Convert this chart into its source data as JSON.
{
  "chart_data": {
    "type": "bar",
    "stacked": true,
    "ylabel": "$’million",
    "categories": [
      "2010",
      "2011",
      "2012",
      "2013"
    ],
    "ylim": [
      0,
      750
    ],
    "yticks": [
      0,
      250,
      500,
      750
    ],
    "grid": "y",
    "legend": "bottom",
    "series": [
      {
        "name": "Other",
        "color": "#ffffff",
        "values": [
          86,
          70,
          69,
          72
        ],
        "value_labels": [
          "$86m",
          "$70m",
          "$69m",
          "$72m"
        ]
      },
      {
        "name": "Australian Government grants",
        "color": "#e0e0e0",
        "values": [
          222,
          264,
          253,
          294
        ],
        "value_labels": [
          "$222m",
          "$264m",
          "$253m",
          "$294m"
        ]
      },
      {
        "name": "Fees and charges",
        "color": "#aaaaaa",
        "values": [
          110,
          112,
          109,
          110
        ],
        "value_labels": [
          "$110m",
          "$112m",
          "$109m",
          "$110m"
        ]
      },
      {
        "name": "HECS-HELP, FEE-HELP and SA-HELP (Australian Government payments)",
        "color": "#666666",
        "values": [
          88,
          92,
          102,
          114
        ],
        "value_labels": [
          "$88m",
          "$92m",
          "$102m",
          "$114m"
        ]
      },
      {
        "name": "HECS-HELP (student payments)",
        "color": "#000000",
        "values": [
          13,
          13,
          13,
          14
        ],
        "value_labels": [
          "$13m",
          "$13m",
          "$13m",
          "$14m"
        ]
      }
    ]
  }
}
□ □ □ □
◆ What is being asked
Display every line of the listing that contains the string "payments".

◆ Task solution
        "name": "HECS-HELP, FEE-HELP and SA-HELP (Australian Government payments)",
        "name": "HECS-HELP (student payments)",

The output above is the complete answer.